**JOB:**
Your job is to retype all of the data word for word, leaving every image out.

[start]

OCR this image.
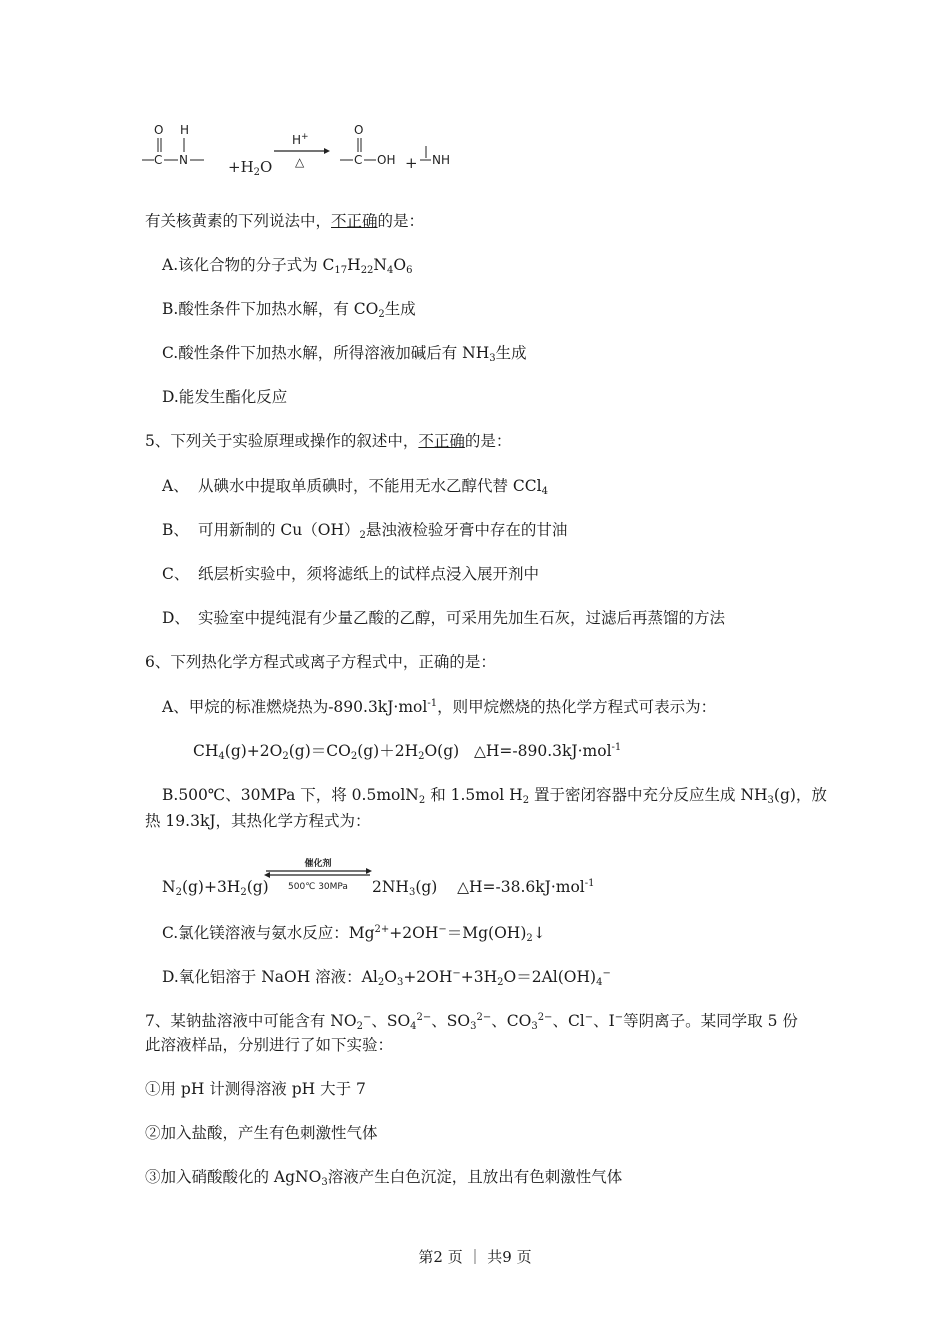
O H
C N	$+H_2O$
H+
△
O
C OH + NH
有关核黄素的下列说法中，不正确的是：
A.该化合物的分子式为 $C_{17}H_{22}N_4O_6$
B.酸性条件下加热水解，有 $CO_2$生成
C.酸性条件下加热水解，所得溶液加碱后有 $NH_3$生成
D.能发生酯化反应
5、下列关于实验原理或操作的叙述中，不正确的是：
A、 从碘水中提取单质碘时，不能用无水乙醇代替 CCl$_4$
B、 可用新制的 $Cu(OH)_2$悬浊液检验牙膏中存在的甘油
C、 纸层析实验中，须将滤纸上的试样点浸入展开剂中
D、 实验室中提纯混有少量乙酸的乙醇，可采用先加生石灰，过滤后再蒸馏的方法
6、下列热化学方程式或离子方程式中，正确的是：
A、甲烷的标准燃烧热为-890.3kJ·mol$^{-1}$，则甲烷燃烧的热化学方程式可表示为：
$CH_4(g)+2O_2(g)=CO_2(g)+2H_2O(g)$   △H=-890.3kJ·mol$^{-1}$
B.500℃、30MPa 下，将 0.5molN$_2$ 和 1.5mol $H_2$ 置于密闭容器中充分反应生成 $NH_3(g)$，放
热 19.3kJ，其热化学方程式为：
$N_2(g)+3H_2(g)$
催化剂
500℃ 30MPa $2NH_3(g)$    △H=-38.6kJ·mol$^{-1}$
C.氯化镁溶液与氨水反应：$Mg^{2+}+2OH^-=Mg(OH)_2↓$
D.氧化铝溶于 NaOH 溶液：$Al_2O_3+2OH^-+3H_2O=2Al(OH)_4^-$
7、某钠盐溶液中可能含有 $NO_2^-$、$SO_4^{2-}$、$SO_3^{2-}$、$CO_3^{2-}$、Cl−、I−等阴离子。某同学取 5 份
此溶液样品，分别进行了如下实验：
①用 pH 计测得溶液 pH 大于 7
②加入盐酸，产生有色刺激性气体
③加入硝酸酸化的 AgNO$_3$溶液产生白色沉淀，且放出有色刺激性气体
第2 页 ｜ 共9 页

[end]

**REPLY TO THE TASK:**
OCR this image.
O H
C N	$+H_2O$
H+
△
O
C OH + NH
有关核黄素的下列说法中，不正确的是：
A.该化合物的分子式为 $C_{17}H_{22}N_4O_6$
B.酸性条件下加热水解，有 $CO_2$生成
C.酸性条件下加热水解，所得溶液加碱后有 $NH_3$生成
D.能发生酯化反应
5、下列关于实验原理或操作的叙述中，不正确的是：
A、 从碘水中提取单质碘时，不能用无水乙醇代替 CCl$_4$
B、 可用新制的 $Cu(OH)_2$悬浊液检验牙膏中存在的甘油
C、 纸层析实验中，须将滤纸上的试样点浸入展开剂中
D、 实验室中提纯混有少量乙酸的乙醇，可采用先加生石灰，过滤后再蒸馏的方法
6、下列热化学方程式或离子方程式中，正确的是：
A、甲烷的标准燃烧热为-890.3kJ·mol$^{-1}$，则甲烷燃烧的热化学方程式可表示为：
$CH_4(g)+2O_2(g)=CO_2(g)+2H_2O(g)$   △H=-890.3kJ·mol$^{-1}$
B.500℃、30MPa 下，将 0.5molN$_2$ 和 1.5mol $H_2$ 置于密闭容器中充分反应生成 $NH_3(g)$，放
热 19.3kJ，其热化学方程式为：
$N_2(g)+3H_2(g)$
催化剂
500℃ 30MPa $2NH_3(g)$    △H=-38.6kJ·mol$^{-1}$
C.氯化镁溶液与氨水反应：$Mg^{2+}+2OH^-=Mg(OH)_2↓$
D.氧化铝溶于 NaOH 溶液：$Al_2O_3+2OH^-+3H_2O=2Al(OH)_4^-$
7、某钠盐溶液中可能含有 $NO_2^-$、$SO_4^{2-}$、$SO_3^{2-}$、$CO_3^{2-}$、Cl−、I−等阴离子。某同学取 5 份
此溶液样品，分别进行了如下实验：
①用 pH 计测得溶液 pH 大于 7
②加入盐酸，产生有色刺激性气体
③加入硝酸酸化的 AgNO$_3$溶液产生白色沉淀，且放出有色刺激性气体
第2 页 ｜ 共9 页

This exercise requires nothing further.